━━━ Extrait source ━━━
Différents bruits ou versions circulent à ce sujet, le plus fondé est que l’on rapatrierait tout le corps expéditionnaire en Avril, c’est-à-dire après un an de séjour.

Je ne pense pas pouvoir rentrer avant cette date, car les rapatriements seront rares, et surtout difficiles, et on ne renverra que les officiers bien fatigués.

Il y a en outre, une raison pour qu'on évite, autant que possible, de rapatrier du monde, c’est que la côte est très malsaine pendant l’hivernage, et qu'il suffit d’y séjourner pendant quelques jours, pour être atteint de fièvres terribles.

Nous apprenons, chaque jour, de nouveaux décès de nos hommes laissés en arrière. Ils mouraient comme des mouches dans les ambulances, et beaucoup ont payé très cher leur peur d’aller en avant.

Je t’assure que j’aurais préféré, pour mon compte personnel, mourir en allant de l’avant, que de retourner en arrière.

Nous sommes en pleine période des grandes fêtes du premier de l’an (anniversaire de la Reine), je te raconterai cela dans mon journal car cela paraît original.

Donne-moi quelques renseignements sur la succession de la grand-mère, bien que ce soit très peu intéressant pour nous.

Victorine m’en dit deux mots seulement.

Écris-moi maintenant à Tananarive, et non à Majunga, car cela retarderait les lettres.

Mes amitiés à tous, embrasse les parents et fait mes plus gros baisers aux fillettes, et garde pour toi la meilleure part.

Émile Destelle.


21 Novembre. Jeudi.

Comme je n’ai pas reçu encore ma petite malle de Majunga dans laquelle sont mes effets propres, j’ai été emprunter, hier soir, un veston bleu à Lalubin pour la visite de la Reine.

Comme nous sommes de même taille et de même corpulence, son veston me va admirablement. J’ai mis dessus tout ce que je possède de décorations, Légion d’honneur, palmes académiques et médaille coloniale, que je mets pour la première fois.

À 9h30, je suis parti, beau comme un astre, en filanzane pour le palais. La délégation devait se réunir à la porte du palais.
━━━ Données fournies ━━━
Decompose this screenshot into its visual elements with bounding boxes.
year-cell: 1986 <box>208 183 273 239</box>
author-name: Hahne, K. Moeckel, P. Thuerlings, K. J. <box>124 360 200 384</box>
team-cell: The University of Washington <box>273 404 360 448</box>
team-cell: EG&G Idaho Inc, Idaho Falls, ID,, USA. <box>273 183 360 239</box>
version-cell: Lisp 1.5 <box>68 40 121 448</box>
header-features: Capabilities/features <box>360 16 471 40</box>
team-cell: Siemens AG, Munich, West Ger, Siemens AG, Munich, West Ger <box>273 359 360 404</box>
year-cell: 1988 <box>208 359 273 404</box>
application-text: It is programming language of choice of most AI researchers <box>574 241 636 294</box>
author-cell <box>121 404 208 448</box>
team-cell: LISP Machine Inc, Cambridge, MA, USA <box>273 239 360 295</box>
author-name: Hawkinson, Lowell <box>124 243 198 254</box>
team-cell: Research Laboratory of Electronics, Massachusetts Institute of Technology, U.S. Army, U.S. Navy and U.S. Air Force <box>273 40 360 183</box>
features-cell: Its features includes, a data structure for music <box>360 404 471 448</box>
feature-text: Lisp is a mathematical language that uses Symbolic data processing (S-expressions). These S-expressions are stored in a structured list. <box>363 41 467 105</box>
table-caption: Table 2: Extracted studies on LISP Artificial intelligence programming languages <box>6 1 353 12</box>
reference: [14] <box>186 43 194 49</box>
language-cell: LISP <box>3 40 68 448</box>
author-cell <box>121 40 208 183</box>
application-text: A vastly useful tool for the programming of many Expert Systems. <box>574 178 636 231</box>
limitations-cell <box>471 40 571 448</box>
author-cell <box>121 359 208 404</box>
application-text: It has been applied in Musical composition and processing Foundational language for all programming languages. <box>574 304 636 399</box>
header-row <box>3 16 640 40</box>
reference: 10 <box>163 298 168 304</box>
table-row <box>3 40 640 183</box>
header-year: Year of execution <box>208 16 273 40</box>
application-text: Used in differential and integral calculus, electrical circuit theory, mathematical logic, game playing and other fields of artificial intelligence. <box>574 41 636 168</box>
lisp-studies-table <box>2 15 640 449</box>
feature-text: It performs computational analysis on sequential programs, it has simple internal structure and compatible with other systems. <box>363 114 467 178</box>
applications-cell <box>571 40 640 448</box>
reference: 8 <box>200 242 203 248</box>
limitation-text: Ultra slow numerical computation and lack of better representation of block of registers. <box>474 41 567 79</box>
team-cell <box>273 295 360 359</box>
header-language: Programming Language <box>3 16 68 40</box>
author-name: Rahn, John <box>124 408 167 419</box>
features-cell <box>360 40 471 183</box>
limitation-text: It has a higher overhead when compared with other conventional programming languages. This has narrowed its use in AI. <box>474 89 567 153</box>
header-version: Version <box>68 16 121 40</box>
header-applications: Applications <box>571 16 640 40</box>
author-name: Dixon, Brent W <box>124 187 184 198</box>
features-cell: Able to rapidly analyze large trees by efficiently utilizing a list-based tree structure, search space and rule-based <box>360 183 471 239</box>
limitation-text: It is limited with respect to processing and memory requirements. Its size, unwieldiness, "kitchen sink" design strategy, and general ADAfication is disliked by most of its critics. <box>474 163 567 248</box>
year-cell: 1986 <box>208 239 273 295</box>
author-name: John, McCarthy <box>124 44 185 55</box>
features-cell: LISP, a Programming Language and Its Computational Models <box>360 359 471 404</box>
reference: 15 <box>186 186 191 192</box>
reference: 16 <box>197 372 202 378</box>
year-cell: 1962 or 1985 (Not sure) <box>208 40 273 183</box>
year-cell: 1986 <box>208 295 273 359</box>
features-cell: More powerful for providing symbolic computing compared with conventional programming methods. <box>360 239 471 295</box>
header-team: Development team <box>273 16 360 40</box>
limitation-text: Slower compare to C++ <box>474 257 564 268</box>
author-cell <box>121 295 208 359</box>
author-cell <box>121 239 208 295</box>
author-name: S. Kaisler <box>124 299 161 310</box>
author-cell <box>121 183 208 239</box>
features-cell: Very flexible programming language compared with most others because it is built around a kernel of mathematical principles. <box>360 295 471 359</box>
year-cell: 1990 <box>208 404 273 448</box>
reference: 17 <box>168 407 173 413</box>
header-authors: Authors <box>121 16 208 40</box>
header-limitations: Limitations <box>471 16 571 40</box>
━━━
- Tâche courte 1:
Recopiez fidèlement le passage de l'extrait source qui commence à « Comme nous sommes » et se termine à « la première fois. ».
- Tâche courte 2:
D'après l'extrait source, les affirmations suivantes sont-elles exactes ? Répondez par oui ou par non, en citant à chaque fois les mots du texte qui le montrent. (a) Le retour le plus vraisemblable de tout le corps expéditionnaire est prévu pour avril. (b) Le veston bleu emprunté à Lalubin convient mal à celui qui l'a emprunté. (c) Les lettres doivent désormais être envoyées à Majunga.

- Réponse 1:
Comme nous sommes de même taille et de même corpulence, son veston me va admirablement. J’ai mis dessus tout ce que je possède de décorations, Légion d’honneur, palmes académiques et médaille coloniale, que je mets pour la première fois.

- Réponse 2:
(a) Oui : « le plus fondé est que l’on rapatrierait tout le corps expéditionnaire en Avril ».
(b) Non : « son veston me va admirablement ».
(c) Non : « Écris-moi maintenant à Tananarive, et non à Majunga ».